AIM
Show every line containing "鲁滨逊漂流记" by copying it.

DATA RECORDS
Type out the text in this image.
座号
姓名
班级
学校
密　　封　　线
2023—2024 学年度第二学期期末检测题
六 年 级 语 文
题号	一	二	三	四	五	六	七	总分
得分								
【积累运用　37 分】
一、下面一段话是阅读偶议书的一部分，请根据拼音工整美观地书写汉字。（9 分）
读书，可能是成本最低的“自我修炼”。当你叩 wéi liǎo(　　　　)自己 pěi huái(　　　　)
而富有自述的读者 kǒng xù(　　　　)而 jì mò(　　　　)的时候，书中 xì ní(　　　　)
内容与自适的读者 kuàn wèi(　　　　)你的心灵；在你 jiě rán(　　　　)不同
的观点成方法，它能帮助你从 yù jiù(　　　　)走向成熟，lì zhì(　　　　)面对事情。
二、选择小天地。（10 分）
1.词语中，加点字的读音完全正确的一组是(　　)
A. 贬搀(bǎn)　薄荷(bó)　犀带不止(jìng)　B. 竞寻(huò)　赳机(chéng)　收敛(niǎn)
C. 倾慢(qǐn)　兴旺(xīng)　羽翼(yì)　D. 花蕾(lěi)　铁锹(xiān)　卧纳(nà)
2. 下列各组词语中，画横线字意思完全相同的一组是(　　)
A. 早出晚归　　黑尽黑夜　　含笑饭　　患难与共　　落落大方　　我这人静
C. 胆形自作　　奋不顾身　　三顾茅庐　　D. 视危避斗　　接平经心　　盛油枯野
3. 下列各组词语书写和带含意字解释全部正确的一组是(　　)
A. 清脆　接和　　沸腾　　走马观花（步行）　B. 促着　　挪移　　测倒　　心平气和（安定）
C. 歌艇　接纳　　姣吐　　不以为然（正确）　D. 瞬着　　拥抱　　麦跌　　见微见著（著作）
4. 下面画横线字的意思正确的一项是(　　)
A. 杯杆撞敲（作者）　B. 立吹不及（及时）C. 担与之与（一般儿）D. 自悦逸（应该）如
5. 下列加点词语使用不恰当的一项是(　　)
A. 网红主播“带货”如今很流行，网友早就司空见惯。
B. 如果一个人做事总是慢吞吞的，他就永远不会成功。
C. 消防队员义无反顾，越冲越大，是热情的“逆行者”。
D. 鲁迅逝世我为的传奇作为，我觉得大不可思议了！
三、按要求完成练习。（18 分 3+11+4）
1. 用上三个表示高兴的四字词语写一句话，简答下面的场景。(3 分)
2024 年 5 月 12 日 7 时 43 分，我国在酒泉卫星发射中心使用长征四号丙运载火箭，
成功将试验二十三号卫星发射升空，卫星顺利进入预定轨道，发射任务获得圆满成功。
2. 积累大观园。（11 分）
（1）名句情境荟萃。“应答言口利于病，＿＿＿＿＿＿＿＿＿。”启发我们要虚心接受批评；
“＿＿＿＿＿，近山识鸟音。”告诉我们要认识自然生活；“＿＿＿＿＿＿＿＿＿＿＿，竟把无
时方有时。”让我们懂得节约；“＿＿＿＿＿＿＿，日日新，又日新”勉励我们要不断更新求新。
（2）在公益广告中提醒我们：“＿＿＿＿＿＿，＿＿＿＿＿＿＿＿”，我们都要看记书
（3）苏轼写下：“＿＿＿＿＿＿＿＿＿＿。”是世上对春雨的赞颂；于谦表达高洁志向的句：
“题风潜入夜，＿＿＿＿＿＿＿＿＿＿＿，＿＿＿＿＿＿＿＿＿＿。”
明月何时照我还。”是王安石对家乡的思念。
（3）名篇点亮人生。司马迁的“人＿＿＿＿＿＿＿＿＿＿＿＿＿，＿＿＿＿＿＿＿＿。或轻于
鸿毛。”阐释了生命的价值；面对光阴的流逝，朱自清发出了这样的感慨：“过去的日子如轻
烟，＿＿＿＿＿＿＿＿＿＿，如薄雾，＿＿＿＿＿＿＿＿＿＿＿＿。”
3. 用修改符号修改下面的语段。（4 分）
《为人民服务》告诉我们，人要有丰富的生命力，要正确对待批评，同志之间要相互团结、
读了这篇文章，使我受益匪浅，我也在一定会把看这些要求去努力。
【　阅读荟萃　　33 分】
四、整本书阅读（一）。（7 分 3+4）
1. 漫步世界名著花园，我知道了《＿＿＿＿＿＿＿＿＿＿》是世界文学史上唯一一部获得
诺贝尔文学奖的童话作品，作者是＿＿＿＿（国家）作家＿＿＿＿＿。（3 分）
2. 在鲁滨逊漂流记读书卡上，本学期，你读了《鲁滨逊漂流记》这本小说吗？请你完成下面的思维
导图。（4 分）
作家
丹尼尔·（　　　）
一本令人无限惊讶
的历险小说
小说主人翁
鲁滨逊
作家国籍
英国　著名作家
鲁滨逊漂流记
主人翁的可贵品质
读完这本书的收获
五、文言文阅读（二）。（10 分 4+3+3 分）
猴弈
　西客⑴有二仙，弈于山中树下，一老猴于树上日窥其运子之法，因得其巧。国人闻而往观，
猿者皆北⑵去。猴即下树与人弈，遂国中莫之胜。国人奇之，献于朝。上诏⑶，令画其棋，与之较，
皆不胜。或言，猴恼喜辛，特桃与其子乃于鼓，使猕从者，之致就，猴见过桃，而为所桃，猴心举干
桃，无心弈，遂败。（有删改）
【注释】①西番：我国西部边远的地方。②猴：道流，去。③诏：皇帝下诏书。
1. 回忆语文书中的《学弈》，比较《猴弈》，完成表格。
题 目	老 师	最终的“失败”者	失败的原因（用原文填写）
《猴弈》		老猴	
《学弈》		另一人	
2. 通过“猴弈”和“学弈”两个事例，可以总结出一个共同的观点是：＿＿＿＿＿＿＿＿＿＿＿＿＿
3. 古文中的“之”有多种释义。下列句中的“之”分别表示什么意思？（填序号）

RESULT FOR THIS TASK
2. 在鲁滨逊漂流记读书卡上，本学期，你读了《鲁滨逊漂流记》这本小说吗？请你完成下面的思维
鲁滨逊漂流记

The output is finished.